Exercise materials —
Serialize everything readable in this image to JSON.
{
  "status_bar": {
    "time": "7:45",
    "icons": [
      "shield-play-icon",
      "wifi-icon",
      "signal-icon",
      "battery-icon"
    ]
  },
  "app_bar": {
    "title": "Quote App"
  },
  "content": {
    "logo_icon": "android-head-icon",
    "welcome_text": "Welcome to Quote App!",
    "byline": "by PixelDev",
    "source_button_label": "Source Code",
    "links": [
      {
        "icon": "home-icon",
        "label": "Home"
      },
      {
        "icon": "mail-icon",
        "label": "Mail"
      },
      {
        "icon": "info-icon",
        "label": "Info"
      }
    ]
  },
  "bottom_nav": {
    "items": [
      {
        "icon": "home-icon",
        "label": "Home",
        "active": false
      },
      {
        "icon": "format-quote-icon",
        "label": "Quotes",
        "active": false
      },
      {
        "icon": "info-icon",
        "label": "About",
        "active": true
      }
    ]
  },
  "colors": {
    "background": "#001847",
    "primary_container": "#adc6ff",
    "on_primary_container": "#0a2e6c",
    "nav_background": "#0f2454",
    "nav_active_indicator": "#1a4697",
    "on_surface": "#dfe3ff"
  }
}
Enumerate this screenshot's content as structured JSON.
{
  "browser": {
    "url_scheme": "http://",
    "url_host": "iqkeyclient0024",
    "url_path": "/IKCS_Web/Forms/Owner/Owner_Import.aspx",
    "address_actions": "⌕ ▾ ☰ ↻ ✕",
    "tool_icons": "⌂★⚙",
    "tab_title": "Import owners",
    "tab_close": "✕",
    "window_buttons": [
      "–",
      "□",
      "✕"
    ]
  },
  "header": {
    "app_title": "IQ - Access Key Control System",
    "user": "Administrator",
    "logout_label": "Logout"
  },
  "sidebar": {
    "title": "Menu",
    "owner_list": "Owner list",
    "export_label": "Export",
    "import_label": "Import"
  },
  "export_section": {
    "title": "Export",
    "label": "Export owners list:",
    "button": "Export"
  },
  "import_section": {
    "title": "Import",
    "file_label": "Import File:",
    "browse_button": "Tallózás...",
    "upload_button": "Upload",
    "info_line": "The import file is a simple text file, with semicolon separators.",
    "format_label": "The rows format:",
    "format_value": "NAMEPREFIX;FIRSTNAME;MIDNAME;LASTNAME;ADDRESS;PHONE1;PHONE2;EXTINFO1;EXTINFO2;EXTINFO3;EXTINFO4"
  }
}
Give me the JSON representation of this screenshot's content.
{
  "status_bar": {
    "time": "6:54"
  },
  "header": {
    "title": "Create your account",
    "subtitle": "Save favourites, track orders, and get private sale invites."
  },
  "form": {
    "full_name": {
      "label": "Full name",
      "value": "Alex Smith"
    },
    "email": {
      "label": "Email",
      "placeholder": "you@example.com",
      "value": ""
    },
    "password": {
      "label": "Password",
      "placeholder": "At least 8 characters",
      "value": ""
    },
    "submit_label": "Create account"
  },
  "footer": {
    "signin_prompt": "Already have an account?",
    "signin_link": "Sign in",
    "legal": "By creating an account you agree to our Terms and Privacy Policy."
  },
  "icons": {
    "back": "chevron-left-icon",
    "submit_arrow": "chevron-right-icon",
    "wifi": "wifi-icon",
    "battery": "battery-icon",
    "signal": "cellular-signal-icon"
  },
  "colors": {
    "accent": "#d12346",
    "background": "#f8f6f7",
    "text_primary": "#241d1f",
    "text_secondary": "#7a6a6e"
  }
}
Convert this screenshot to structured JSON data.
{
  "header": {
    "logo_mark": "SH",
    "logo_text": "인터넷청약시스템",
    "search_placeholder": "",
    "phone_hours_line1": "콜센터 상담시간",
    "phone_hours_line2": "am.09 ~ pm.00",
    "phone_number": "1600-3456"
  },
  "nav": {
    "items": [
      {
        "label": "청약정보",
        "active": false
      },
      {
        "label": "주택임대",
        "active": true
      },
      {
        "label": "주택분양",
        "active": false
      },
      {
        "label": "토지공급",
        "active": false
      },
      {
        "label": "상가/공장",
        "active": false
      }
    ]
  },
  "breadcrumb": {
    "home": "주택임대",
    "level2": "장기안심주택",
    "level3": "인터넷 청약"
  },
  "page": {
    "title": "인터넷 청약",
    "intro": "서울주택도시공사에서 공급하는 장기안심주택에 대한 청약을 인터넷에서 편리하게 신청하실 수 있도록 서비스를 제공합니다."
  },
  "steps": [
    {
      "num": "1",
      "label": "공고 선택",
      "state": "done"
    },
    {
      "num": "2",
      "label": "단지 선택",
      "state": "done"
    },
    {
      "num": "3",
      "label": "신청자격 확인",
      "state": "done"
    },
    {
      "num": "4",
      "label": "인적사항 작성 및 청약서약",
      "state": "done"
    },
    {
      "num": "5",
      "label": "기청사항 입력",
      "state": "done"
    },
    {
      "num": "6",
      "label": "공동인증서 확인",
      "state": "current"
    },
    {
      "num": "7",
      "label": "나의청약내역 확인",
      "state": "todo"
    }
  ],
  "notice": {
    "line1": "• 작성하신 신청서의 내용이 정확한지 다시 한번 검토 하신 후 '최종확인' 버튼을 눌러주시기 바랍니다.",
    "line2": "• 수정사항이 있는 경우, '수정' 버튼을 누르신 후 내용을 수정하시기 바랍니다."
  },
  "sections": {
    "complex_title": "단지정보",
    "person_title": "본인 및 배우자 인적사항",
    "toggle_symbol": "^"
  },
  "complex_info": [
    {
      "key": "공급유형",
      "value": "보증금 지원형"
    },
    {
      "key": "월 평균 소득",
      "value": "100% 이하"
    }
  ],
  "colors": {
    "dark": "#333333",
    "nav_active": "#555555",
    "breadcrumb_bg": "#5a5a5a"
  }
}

Exercise brief — Extract every entry in the listing word for word.

Exercise answer —
Serialize everything readable in this image to JSON.
{
  "status_bar": {
    "time": "7:45",
    "icons": [
      "shield-play-icon",
      "wifi-icon",
      "signal-icon",
      "battery-icon"
    ]
  },
  "app_bar": {
    "title": "Quote App"
  },
  "content": {
    "logo_icon": "android-head-icon",
    "welcome_text": "Welcome to Quote App!",
    "byline": "by PixelDev",
    "source_button_label": "Source Code",
    "links": [
      {
        "icon": "home-icon",
        "label": "Home"
      },
      {
        "icon": "mail-icon",
        "label": "Mail"
      },
      {
        "icon": "info-icon",
        "label": "Info"
      }
    ]
  },
  "bottom_nav": {
    "items": [
      {
        "icon": "home-icon",
        "label": "Home",
        "active": false
      },
      {
        "icon": "format-quote-icon",
        "label": "Quotes",
        "active": false
      },
      {
        "icon": "info-icon",
        "label": "About",
        "active": true
      }
    ]
  },
  "colors": {
    "background": "#001847",
    "primary_container": "#adc6ff",
    "on_primary_container": "#0a2e6c",
    "nav_background": "#0f2454",
    "nav_active_indicator": "#1a4697",
    "on_surface": "#dfe3ff"
  }
}
Enumerate this screenshot's content as structured JSON.
{
  "browser": {
    "url_scheme": "http://",
    "url_host": "iqkeyclient0024",
    "url_path": "/IKCS_Web/Forms/Owner/Owner_Import.aspx",
    "address_actions": "⌕ ▾ ☰ ↻ ✕",
    "tool_icons": "⌂★⚙",
    "tab_title": "Import owners",
    "tab_close": "✕",
    "window_buttons": [
      "–",
      "□",
      "✕"
    ]
  },
  "header": {
    "app_title": "IQ - Access Key Control System",
    "user": "Administrator",
    "logout_label": "Logout"
  },
  "sidebar": {
    "title": "Menu",
    "owner_list": "Owner list",
    "export_label": "Export",
    "import_label": "Import"
  },
  "export_section": {
    "title": "Export",
    "label": "Export owners list:",
    "button": "Export"
  },
  "import_section": {
    "title": "Import",
    "file_label": "Import File:",
    "browse_button": "Tallózás...",
    "upload_button": "Upload",
    "info_line": "The import file is a simple text file, with semicolon separators.",
    "format_label": "The rows format:",
    "format_value": "NAMEPREFIX;FIRSTNAME;MIDNAME;LASTNAME;ADDRESS;PHONE1;PHONE2;EXTINFO1;EXTINFO2;EXTINFO3;EXTINFO4"
  }
}
Give me the JSON representation of this screenshot's content.
{
  "status_bar": {
    "time": "6:54"
  },
  "header": {
    "title": "Create your account",
    "subtitle": "Save favourites, track orders, and get private sale invites."
  },
  "form": {
    "full_name": {
      "label": "Full name",
      "value": "Alex Smith"
    },
    "email": {
      "label": "Email",
      "placeholder": "you@example.com",
      "value": ""
    },
    "password": {
      "label": "Password",
      "placeholder": "At least 8 characters",
      "value": ""
    },
    "submit_label": "Create account"
  },
  "footer": {
    "signin_prompt": "Already have an account?",
    "signin_link": "Sign in",
    "legal": "By creating an account you agree to our Terms and Privacy Policy."
  },
  "icons": {
    "back": "chevron-left-icon",
    "submit_arrow": "chevron-right-icon",
    "wifi": "wifi-icon",
    "battery": "battery-icon",
    "signal": "cellular-signal-icon"
  },
  "colors": {
    "accent": "#d12346",
    "background": "#f8f6f7",
    "text_primary": "#241d1f",
    "text_secondary": "#7a6a6e"
  }
}
Convert this screenshot to structured JSON data.
{
  "header": {
    "logo_mark": "SH",
    "logo_text": "인터넷청약시스템",
    "search_placeholder": "",
    "phone_hours_line1": "콜센터 상담시간",
    "phone_hours_line2": "am.09 ~ pm.00",
    "phone_number": "1600-3456"
  },
  "nav": {
    "items": [
      {
        "label": "청약정보",
        "active": false
      },
      {
        "label": "주택임대",
        "active": true
      },
      {
        "label": "주택분양",
        "active": false
      },
      {
        "label": "토지공급",
        "active": false
      },
      {
        "label": "상가/공장",
        "active": false
      }
    ]
  },
  "breadcrumb": {
    "home": "주택임대",
    "level2": "장기안심주택",
    "level3": "인터넷 청약"
  },
  "page": {
    "title": "인터넷 청약",
    "intro": "서울주택도시공사에서 공급하는 장기안심주택에 대한 청약을 인터넷에서 편리하게 신청하실 수 있도록 서비스를 제공합니다."
  },
  "steps": [
    {
      "num": "1",
      "label": "공고 선택",
      "state": "done"
    },
    {
      "num": "2",
      "label": "단지 선택",
      "state": "done"
    },
    {
      "num": "3",
      "label": "신청자격 확인",
      "state": "done"
    },
    {
      "num": "4",
      "label": "인적사항 작성 및 청약서약",
      "state": "done"
    },
    {
      "num": "5",
      "label": "기청사항 입력",
      "state": "done"
    },
    {
      "num": "6",
      "label": "공동인증서 확인",
      "state": "current"
    },
    {
      "num": "7",
      "label": "나의청약내역 확인",
      "state": "todo"
    }
  ],
  "notice": {
    "line1": "• 작성하신 신청서의 내용이 정확한지 다시 한번 검토 하신 후 '최종확인' 버튼을 눌러주시기 바랍니다.",
    "line2": "• 수정사항이 있는 경우, '수정' 버튼을 누르신 후 내용을 수정하시기 바랍니다."
  },
  "sections": {
    "complex_title": "단지정보",
    "person_title": "본인 및 배우자 인적사항",
    "toggle_symbol": "^"
  },
  "complex_info": [
    {
      "key": "공급유형",
      "value": "보증금 지원형"
    },
    {
      "key": "월 평균 소득",
      "value": "100% 이하"
    }
  ],
  "colors": {
    "dark": "#333333",
    "nav_active": "#555555",
    "breadcrumb_bg": "#5a5a5a"
  }
}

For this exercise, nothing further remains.